▶ **What to produce**: Gather all lines in the entries that include the word "seguintes".

#### Material shown ####

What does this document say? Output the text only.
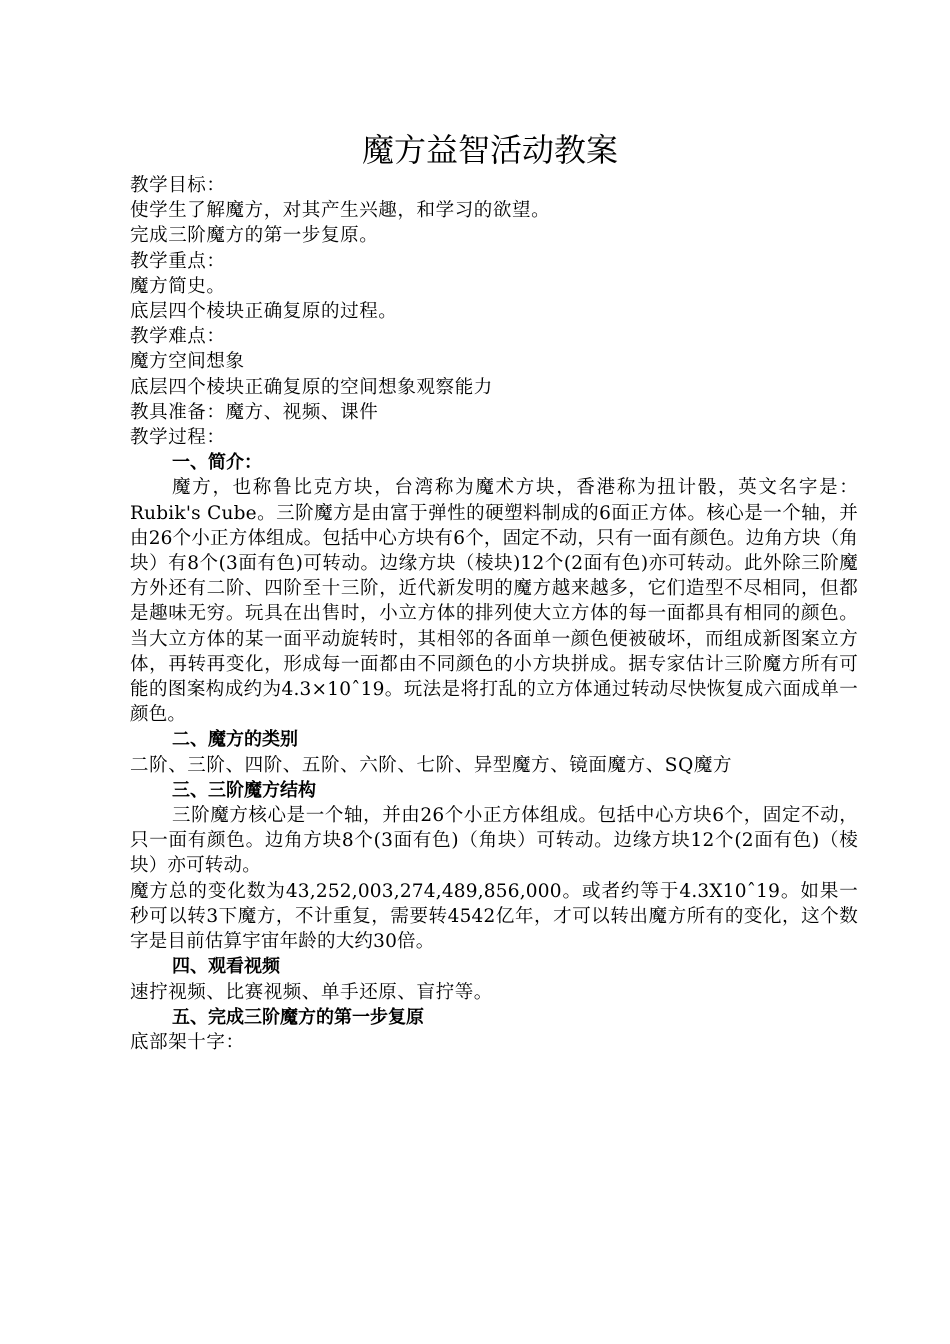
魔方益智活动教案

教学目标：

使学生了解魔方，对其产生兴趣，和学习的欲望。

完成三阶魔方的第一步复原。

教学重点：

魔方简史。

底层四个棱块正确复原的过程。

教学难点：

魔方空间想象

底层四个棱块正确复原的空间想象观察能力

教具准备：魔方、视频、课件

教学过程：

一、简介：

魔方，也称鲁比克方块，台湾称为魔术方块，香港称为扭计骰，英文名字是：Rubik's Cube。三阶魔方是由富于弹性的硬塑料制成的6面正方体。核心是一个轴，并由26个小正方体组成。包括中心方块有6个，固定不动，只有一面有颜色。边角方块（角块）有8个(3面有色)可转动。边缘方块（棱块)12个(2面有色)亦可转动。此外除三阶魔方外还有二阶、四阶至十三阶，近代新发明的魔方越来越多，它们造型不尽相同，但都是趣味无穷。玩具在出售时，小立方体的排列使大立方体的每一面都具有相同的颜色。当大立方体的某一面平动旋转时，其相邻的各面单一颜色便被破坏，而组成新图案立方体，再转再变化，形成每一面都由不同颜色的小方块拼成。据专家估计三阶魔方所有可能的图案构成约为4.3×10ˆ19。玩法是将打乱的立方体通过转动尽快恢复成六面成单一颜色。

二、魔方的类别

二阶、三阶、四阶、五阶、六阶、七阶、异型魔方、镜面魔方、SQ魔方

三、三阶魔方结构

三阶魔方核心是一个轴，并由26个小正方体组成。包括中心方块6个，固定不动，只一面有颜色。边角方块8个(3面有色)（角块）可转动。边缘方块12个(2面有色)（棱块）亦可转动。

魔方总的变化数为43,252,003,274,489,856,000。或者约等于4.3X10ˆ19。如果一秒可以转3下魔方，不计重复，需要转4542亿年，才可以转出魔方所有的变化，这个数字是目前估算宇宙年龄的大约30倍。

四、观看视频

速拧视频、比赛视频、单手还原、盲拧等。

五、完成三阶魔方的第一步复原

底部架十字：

####
#### Material shown ####

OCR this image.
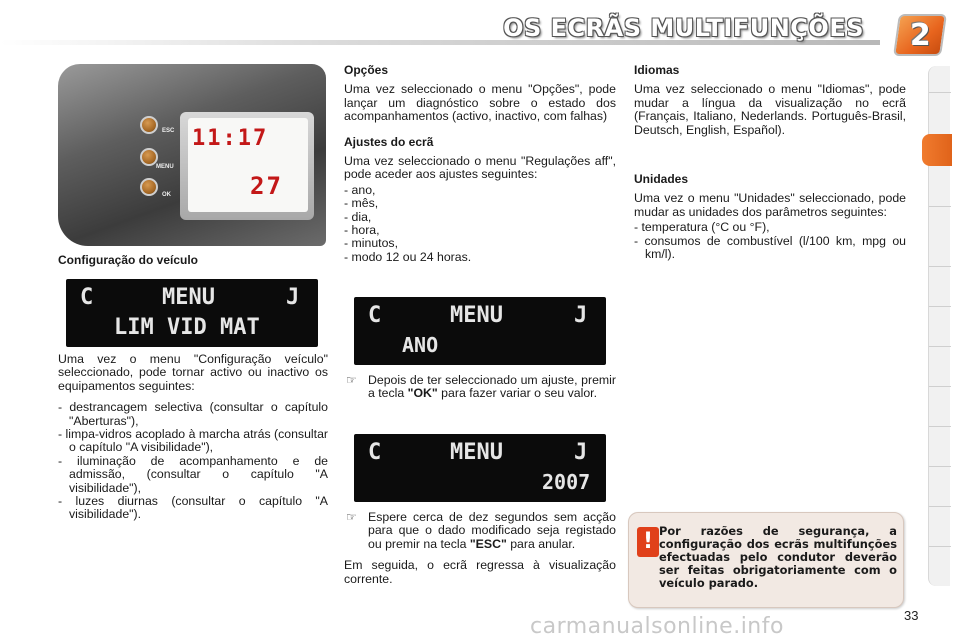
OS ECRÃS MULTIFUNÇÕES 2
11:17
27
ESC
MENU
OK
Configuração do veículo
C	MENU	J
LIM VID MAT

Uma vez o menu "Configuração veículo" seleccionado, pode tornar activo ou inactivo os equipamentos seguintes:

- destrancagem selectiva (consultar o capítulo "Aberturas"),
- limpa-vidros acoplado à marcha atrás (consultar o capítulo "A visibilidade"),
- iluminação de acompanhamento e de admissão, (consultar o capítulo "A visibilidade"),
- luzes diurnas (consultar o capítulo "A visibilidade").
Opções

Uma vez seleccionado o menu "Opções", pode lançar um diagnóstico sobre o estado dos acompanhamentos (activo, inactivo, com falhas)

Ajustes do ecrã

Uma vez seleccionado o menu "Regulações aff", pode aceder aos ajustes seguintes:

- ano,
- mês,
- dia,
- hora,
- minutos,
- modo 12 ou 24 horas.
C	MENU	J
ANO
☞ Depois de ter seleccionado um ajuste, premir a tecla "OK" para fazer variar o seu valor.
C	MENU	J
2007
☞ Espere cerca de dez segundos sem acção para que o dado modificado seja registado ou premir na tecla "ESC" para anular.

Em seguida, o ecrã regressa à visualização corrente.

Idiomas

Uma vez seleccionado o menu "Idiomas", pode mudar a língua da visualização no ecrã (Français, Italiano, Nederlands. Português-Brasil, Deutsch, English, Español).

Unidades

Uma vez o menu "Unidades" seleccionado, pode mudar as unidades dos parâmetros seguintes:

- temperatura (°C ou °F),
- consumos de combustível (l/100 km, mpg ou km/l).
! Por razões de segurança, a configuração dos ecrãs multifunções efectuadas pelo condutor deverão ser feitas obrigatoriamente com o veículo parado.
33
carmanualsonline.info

####

▶ **Exercise response**:
Uma vez o menu "Configuração veículo" seleccionado, pode tornar activo ou inactivo os equipamentos seguintes:
Uma vez seleccionado o menu "Regulações aff", pode aceder aos ajustes seguintes:
Uma vez o menu "Unidades" seleccionado, pode mudar as unidades dos parâmetros seguintes:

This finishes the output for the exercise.